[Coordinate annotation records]
___
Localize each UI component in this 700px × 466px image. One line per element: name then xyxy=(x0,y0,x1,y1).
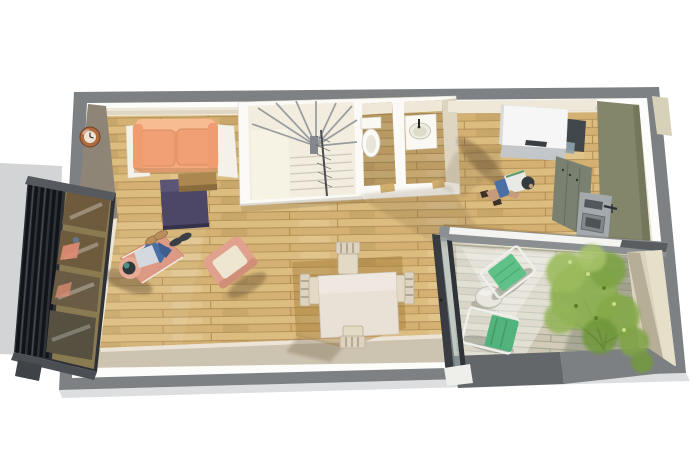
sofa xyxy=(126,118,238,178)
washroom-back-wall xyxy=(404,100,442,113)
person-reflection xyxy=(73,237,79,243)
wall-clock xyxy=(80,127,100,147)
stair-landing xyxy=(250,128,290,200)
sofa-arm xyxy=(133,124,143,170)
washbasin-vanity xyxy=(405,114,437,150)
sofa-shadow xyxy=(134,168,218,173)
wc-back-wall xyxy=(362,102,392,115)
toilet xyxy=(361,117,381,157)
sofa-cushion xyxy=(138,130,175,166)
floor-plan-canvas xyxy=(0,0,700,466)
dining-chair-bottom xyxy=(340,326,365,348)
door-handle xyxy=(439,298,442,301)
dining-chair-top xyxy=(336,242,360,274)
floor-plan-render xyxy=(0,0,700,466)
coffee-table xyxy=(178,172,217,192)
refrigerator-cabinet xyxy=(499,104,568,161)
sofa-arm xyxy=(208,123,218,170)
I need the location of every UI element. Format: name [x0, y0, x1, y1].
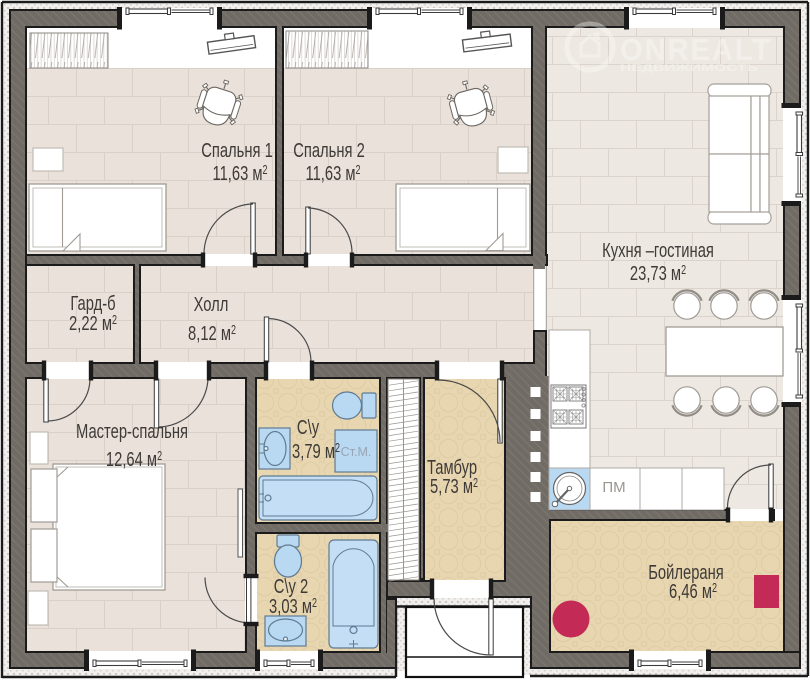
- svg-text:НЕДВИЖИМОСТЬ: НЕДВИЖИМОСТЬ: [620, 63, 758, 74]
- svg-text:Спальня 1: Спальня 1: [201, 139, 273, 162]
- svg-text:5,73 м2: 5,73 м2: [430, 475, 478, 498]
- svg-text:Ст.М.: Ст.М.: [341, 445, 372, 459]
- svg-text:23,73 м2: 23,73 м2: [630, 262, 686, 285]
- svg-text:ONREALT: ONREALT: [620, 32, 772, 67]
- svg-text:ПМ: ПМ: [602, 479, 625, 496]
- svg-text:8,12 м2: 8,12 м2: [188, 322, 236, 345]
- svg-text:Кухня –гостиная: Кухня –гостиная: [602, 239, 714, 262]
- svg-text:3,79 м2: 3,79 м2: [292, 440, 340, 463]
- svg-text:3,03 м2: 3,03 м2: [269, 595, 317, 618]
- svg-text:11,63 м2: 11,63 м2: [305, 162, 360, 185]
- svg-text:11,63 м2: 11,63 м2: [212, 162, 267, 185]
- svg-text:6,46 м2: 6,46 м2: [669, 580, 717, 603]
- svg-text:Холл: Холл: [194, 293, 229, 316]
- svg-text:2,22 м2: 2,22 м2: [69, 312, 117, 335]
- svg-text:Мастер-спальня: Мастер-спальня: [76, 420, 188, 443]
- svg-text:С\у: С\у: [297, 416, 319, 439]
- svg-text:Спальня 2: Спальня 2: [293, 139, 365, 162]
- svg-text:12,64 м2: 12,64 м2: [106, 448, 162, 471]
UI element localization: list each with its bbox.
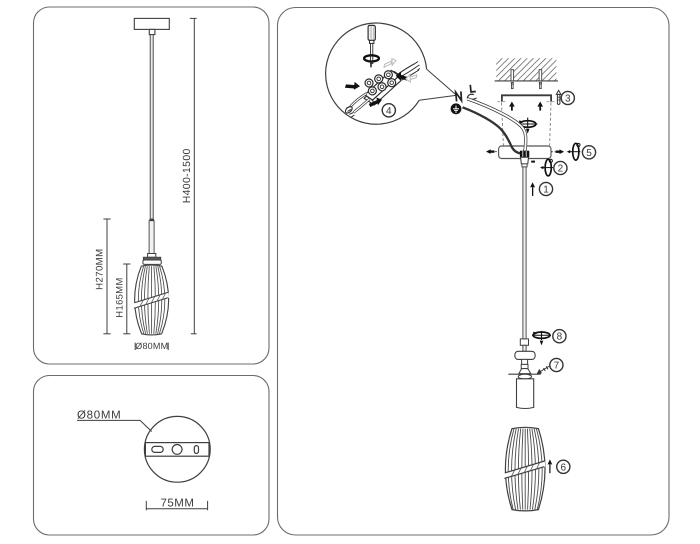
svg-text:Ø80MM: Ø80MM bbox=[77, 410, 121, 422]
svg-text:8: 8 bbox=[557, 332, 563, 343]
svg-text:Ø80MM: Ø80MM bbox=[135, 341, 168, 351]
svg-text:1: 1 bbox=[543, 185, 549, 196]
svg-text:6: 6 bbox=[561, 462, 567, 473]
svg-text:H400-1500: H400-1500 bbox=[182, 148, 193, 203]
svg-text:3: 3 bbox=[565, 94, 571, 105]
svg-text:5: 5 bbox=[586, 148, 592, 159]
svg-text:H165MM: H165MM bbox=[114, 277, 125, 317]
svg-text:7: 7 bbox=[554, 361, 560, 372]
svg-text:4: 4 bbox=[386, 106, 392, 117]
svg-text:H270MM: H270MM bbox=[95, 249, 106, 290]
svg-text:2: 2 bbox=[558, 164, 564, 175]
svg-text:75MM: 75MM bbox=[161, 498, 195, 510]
___
**Task goal**
Copy out all of the material above line by line, without changing a character. Leave out the picture lines.

**Response for this exercise**
Localize each UI component in this 700px × 466px image. One line per element: name then xyxy=(x0,y0,x1,y1).
sofa xyxy=(126,118,238,178)
washroom-back-wall xyxy=(404,100,442,113)
person-reflection xyxy=(73,237,79,243)
wall-clock xyxy=(80,127,100,147)
stair-landing xyxy=(250,128,290,200)
sofa-arm xyxy=(133,124,143,170)
washbasin-vanity xyxy=(405,114,437,150)
sofa-shadow xyxy=(134,168,218,173)
wc-back-wall xyxy=(362,102,392,115)
toilet xyxy=(361,117,381,157)
sofa-cushion xyxy=(138,130,175,166)
floor-plan-canvas xyxy=(0,0,700,466)
dining-chair-bottom xyxy=(340,326,365,348)
door-handle xyxy=(439,298,442,301)
dining-chair-top xyxy=(336,242,360,274)
floor-plan-render xyxy=(0,0,700,466)
coffee-table xyxy=(178,172,217,192)
refrigerator-cabinet xyxy=(499,104,568,161)
sofa-arm xyxy=(208,123,218,170)
I need the location of every UI element. Format: name [x0, y0, x1, y1].
- svg-text:НЕДВИЖИМОСТЬ: НЕДВИЖИМОСТЬ: [620, 63, 758, 74]
- svg-text:Спальня 1: Спальня 1: [201, 139, 273, 162]
- svg-text:5,73 м2: 5,73 м2: [430, 475, 478, 498]
- svg-text:Ст.М.: Ст.М.: [341, 445, 372, 459]
- svg-text:23,73 м2: 23,73 м2: [630, 262, 686, 285]
- svg-text:ONREALT: ONREALT: [620, 32, 772, 67]
- svg-text:ПМ: ПМ: [602, 479, 625, 496]
- svg-text:8,12 м2: 8,12 м2: [188, 322, 236, 345]
- svg-text:Кухня –гостиная: Кухня –гостиная: [602, 239, 714, 262]
- svg-text:3,79 м2: 3,79 м2: [292, 440, 340, 463]
- svg-text:3,03 м2: 3,03 м2: [269, 595, 317, 618]
- svg-text:11,63 м2: 11,63 м2: [305, 162, 360, 185]
- svg-text:11,63 м2: 11,63 м2: [212, 162, 267, 185]
- svg-text:6,46 м2: 6,46 м2: [669, 580, 717, 603]
- svg-text:Холл: Холл: [194, 293, 229, 316]
- svg-text:2,22 м2: 2,22 м2: [69, 312, 117, 335]
- svg-text:Мастер-спальня: Мастер-спальня: [76, 420, 188, 443]
- svg-text:С\у: С\у: [297, 416, 319, 439]
- svg-text:Спальня 2: Спальня 2: [293, 139, 365, 162]
- svg-text:12,64 м2: 12,64 м2: [106, 448, 162, 471]
UI element localization: list each with its bbox.
svg-text:Ø80MM: Ø80MM bbox=[77, 410, 121, 422]
svg-text:8: 8 bbox=[557, 332, 563, 343]
svg-text:Ø80MM: Ø80MM bbox=[135, 341, 168, 351]
svg-text:1: 1 bbox=[543, 185, 549, 196]
svg-text:6: 6 bbox=[561, 462, 567, 473]
svg-text:H400-1500: H400-1500 bbox=[182, 148, 193, 203]
svg-text:3: 3 bbox=[565, 94, 571, 105]
svg-text:5: 5 bbox=[586, 148, 592, 159]
svg-text:H165MM: H165MM bbox=[114, 277, 125, 317]
svg-text:7: 7 bbox=[554, 361, 560, 372]
svg-text:4: 4 bbox=[386, 106, 392, 117]
svg-text:H270MM: H270MM bbox=[95, 249, 106, 290]
svg-text:2: 2 bbox=[558, 164, 564, 175]
svg-text:75MM: 75MM bbox=[161, 498, 195, 510]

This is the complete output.